--- start ---
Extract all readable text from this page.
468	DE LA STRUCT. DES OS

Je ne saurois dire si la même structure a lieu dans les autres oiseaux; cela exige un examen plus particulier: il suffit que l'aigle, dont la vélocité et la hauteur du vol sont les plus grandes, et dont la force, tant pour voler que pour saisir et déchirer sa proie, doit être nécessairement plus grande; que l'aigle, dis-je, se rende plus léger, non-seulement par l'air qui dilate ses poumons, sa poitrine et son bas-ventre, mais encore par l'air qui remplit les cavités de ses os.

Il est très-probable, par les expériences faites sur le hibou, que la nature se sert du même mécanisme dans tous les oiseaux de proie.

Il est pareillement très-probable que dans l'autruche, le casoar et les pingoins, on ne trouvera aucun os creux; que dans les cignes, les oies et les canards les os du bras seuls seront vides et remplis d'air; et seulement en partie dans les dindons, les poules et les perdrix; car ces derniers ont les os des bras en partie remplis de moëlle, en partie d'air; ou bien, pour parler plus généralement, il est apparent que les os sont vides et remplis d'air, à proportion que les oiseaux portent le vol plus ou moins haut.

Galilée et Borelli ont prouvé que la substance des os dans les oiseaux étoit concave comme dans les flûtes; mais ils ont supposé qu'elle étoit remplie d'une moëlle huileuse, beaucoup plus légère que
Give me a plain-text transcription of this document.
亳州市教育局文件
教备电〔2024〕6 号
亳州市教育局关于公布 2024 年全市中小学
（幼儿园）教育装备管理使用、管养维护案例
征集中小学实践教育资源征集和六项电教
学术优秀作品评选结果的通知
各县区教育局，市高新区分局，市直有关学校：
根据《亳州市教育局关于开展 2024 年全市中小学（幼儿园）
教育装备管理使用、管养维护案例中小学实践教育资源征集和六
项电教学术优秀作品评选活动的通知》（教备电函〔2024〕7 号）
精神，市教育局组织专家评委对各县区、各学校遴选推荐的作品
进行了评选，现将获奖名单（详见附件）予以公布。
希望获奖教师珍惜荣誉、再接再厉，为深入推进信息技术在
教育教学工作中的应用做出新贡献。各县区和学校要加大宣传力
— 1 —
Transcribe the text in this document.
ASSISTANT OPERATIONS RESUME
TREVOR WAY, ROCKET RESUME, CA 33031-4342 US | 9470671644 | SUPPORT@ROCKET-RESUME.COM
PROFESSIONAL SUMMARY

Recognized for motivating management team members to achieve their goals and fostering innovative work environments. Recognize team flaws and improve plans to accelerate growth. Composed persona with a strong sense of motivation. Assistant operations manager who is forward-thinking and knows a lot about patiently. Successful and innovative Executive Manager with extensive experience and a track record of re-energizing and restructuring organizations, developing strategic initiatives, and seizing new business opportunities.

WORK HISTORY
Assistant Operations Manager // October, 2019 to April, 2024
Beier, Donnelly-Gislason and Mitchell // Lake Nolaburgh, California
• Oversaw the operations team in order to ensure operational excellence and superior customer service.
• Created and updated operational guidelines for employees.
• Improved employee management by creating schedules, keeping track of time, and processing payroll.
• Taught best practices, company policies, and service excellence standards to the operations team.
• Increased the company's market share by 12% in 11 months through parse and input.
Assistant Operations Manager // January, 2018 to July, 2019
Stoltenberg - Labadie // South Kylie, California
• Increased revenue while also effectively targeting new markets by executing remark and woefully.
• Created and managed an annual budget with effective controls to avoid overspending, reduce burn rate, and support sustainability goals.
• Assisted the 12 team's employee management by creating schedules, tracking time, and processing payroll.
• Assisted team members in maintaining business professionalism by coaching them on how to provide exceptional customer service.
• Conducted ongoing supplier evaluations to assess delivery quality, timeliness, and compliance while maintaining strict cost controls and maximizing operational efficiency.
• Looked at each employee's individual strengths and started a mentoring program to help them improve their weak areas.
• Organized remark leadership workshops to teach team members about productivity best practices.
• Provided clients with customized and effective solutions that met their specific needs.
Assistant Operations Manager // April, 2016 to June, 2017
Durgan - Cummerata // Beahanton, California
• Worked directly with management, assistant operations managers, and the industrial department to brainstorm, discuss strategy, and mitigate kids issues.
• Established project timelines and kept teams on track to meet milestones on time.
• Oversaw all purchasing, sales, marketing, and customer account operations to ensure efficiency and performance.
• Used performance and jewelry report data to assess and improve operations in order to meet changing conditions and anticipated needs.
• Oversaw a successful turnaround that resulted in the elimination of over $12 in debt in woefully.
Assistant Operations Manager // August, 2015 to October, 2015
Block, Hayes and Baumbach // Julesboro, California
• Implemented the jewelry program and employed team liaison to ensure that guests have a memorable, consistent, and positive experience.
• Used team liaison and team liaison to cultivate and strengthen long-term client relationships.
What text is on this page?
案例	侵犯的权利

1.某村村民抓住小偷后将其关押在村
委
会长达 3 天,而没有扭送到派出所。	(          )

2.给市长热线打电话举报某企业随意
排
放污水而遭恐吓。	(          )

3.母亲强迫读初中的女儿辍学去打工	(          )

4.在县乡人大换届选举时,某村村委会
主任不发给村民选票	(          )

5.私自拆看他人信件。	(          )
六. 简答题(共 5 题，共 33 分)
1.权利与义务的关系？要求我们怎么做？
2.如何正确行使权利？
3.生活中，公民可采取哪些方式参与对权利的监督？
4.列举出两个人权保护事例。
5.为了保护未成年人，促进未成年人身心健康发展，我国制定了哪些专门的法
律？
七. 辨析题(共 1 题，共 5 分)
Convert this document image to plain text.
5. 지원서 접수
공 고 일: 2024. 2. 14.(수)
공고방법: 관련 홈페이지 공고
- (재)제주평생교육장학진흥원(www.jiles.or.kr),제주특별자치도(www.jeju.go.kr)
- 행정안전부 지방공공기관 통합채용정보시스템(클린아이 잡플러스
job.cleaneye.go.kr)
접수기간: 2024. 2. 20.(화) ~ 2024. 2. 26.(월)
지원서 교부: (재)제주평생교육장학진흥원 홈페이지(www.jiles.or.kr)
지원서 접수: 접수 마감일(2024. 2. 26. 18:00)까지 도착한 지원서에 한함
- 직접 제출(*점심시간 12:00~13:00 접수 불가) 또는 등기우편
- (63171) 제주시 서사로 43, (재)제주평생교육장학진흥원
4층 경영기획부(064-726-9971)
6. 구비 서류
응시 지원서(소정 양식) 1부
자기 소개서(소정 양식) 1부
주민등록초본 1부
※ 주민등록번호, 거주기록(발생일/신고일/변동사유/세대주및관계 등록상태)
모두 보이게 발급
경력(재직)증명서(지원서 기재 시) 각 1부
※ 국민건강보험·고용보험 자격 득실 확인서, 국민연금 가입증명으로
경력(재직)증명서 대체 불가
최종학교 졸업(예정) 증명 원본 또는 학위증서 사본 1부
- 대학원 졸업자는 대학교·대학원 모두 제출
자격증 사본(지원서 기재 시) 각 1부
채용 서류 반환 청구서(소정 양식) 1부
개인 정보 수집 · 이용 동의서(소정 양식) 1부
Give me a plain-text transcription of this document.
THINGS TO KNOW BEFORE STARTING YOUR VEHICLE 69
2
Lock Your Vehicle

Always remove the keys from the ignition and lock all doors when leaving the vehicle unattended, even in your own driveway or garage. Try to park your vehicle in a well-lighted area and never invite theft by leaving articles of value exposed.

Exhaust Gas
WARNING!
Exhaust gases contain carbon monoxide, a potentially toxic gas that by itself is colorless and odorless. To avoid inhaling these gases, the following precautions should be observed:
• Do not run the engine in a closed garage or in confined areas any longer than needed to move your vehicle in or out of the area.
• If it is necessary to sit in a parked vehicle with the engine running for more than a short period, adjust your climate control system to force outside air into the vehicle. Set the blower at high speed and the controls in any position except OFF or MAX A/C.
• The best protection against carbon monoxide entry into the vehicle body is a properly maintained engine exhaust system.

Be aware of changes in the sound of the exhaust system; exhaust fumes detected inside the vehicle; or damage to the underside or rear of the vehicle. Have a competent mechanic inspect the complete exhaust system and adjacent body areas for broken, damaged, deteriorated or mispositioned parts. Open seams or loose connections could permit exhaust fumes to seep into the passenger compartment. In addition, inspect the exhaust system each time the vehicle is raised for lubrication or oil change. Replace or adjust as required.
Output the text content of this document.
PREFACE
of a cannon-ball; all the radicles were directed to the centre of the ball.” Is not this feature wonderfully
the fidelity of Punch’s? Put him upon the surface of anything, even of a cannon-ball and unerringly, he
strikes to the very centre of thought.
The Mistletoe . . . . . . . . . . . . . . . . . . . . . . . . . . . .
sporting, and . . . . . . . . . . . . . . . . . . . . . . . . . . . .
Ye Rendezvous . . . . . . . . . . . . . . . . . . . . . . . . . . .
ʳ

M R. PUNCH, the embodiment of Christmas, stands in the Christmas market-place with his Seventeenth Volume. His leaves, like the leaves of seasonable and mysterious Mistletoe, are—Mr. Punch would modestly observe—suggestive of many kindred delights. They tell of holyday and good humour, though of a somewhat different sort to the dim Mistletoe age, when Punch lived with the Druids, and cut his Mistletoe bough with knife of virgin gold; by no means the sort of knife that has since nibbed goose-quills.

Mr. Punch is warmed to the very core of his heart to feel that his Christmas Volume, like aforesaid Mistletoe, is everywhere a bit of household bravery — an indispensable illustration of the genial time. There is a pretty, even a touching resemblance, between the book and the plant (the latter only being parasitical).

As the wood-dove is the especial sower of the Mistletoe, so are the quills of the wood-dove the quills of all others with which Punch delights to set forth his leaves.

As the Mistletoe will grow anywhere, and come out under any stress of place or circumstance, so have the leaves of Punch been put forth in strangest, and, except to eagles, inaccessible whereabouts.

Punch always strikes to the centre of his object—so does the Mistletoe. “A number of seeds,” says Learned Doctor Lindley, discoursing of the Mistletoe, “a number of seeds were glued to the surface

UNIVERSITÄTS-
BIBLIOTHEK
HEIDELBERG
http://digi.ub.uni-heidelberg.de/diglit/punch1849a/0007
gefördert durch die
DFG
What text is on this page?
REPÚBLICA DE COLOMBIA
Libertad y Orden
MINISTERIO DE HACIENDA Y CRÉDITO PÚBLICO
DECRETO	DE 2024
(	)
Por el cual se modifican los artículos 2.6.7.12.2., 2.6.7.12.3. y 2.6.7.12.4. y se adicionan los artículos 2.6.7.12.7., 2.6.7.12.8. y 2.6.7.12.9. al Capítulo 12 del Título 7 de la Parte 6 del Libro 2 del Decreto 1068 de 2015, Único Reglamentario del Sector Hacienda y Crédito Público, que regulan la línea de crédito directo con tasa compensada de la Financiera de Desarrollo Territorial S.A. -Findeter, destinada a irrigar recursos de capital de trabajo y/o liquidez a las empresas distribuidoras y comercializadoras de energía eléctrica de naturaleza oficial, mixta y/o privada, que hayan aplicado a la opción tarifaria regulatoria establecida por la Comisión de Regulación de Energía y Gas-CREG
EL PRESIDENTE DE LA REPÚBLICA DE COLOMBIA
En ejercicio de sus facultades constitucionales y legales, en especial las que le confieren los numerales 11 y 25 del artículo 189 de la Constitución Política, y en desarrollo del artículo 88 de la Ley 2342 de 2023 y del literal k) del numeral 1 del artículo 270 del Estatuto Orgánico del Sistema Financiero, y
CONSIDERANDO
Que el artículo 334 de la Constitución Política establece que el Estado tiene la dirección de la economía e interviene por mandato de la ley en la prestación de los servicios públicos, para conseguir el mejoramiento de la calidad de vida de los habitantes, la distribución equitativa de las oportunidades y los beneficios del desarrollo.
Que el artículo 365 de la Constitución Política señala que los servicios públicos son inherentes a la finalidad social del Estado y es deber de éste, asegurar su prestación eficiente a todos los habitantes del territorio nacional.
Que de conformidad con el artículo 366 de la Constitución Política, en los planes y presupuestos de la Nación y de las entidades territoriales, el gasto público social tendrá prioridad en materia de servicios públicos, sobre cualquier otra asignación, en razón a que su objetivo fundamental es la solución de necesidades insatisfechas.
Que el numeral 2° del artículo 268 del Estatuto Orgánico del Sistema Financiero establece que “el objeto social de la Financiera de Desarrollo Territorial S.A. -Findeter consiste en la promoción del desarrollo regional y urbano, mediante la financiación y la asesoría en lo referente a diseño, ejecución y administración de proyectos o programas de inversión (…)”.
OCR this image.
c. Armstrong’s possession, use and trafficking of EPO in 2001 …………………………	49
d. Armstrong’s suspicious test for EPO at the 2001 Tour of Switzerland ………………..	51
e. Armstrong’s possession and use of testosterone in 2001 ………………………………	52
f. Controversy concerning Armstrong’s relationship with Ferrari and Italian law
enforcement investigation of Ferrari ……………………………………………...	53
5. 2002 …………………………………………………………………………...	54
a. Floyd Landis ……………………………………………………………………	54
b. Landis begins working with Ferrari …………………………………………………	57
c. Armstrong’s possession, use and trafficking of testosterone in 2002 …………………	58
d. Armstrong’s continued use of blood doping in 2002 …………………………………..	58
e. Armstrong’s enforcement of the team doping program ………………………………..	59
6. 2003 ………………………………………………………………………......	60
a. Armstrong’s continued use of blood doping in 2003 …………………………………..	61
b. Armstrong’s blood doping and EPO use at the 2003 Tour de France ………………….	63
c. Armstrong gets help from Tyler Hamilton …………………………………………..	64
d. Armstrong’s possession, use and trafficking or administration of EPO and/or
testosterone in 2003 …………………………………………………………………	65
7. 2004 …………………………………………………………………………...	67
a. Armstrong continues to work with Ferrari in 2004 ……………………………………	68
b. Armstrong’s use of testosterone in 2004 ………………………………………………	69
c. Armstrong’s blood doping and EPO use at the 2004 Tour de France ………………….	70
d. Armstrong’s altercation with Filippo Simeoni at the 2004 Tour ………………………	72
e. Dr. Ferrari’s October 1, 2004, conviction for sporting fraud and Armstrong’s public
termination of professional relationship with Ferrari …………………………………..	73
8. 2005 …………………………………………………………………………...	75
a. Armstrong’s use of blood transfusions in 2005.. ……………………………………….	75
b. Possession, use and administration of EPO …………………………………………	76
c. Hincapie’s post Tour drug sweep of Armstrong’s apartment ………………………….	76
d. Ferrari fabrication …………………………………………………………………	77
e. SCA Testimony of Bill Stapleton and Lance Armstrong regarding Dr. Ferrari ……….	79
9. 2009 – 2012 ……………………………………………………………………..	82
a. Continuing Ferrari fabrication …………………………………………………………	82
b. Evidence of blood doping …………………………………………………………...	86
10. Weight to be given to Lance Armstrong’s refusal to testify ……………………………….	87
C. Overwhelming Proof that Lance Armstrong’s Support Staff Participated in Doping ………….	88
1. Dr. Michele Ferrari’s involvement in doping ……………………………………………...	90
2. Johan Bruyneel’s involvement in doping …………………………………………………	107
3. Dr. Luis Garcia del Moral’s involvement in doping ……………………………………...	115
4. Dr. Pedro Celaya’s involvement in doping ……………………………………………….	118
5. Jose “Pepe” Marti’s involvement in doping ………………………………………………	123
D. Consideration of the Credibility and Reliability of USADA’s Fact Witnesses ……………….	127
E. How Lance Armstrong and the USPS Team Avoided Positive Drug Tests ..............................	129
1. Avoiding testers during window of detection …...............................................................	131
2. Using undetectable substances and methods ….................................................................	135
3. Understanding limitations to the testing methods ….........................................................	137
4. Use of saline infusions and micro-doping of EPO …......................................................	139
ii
--- end ---
* **Job**: Go through the listing above and list every line that has the word "Volume".

* **Task output**:
M R. PUNCH, the embodiment of Christmas, stands in the Christmas market-place with his Seventeenth Volume. His leaves, like the leaves of seasonable and mysterious Mistletoe, are—Mr. Punch would modestly observe—suggestive of many kindred delights. They tell of holyday and good humour, though of a somewhat different sort to the dim Mistletoe age, when Punch lived with the Druids, and cut his Mistletoe bough with knife of virgin gold; by no means the sort of knife that has since nibbed goose-quills.
Mr. Punch is warmed to the very core of his heart to feel that his Christmas Volume, like aforesaid Mistletoe, is everywhere a bit of household bravery — an indispensable illustration of the genial time. There is a pretty, even a touching resemblance, between the book and the plant (the latter only being parasitical).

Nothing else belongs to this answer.